*Exercise description*
Extract all records. Keep each one exact.

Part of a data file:

····················

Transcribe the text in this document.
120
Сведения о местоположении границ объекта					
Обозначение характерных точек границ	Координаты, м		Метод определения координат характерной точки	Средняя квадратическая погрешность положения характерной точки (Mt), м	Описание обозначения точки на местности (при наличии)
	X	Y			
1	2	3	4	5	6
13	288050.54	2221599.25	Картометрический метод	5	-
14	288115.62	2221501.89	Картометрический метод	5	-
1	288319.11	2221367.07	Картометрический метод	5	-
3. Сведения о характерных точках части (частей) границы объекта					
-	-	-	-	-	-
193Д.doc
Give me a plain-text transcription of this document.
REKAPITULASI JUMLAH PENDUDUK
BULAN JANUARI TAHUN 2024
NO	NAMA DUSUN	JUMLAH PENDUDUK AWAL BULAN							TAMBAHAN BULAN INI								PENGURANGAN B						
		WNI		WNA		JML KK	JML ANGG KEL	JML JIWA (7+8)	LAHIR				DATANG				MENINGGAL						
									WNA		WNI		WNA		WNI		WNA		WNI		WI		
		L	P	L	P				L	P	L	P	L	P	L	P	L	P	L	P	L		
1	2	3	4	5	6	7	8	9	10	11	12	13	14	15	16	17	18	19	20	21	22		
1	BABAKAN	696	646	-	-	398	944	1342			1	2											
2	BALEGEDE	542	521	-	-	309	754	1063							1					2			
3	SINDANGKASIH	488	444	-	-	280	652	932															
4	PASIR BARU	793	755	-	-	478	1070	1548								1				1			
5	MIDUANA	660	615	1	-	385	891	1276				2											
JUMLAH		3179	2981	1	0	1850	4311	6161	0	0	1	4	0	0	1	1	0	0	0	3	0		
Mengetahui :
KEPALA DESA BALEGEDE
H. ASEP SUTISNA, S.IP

····················

*Task solution*
Transcribe the text in this document.
120
Сведения о местоположении границ объекта					
Обозначение характерных точек границ	Координаты, м		Метод определения координат характерной точки	Средняя квадратическая погрешность положения характерной точки (Mt), м	Описание обозначения точки на местности (при наличии)
	X	Y			
1	2	3	4	5	6
13	288050.54	2221599.25	Картометрический метод	5	-
14	288115.62	2221501.89	Картометрический метод	5	-
1	288319.11	2221367.07	Картометрический метод	5	-
3. Сведения о характерных точках части (частей) границы объекта					
-	-	-	-	-	-
193Д.doc
Give me a plain-text transcription of this document.
REKAPITULASI JUMLAH PENDUDUK
BULAN JANUARI TAHUN 2024
NO	NAMA DUSUN	JUMLAH PENDUDUK AWAL BULAN							TAMBAHAN BULAN INI								PENGURANGAN B						
		WNI		WNA		JML KK	JML ANGG KEL	JML JIWA (7+8)	LAHIR				DATANG				MENINGGAL						
									WNA		WNI		WNA		WNI		WNA		WNI		WI		
		L	P	L	P				L	P	L	P	L	P	L	P	L	P	L	P	L		
1	2	3	4	5	6	7	8	9	10	11	12	13	14	15	16	17	18	19	20	21	22		
1	BABAKAN	696	646	-	-	398	944	1342			1	2											
2	BALEGEDE	542	521	-	-	309	754	1063							1					2			
3	SINDANGKASIH	488	444	-	-	280	652	932															
4	PASIR BARU	793	755	-	-	478	1070	1548								1				1			
5	MIDUANA	660	615	1	-	385	891	1276				2											
JUMLAH		3179	2981	1	0	1850	4311	6161	0	0	1	4	0	0	1	1	0	0	0	3	0		
Mengetahui :
KEPALA DESA BALEGEDE
H. ASEP SUTISNA, S.IP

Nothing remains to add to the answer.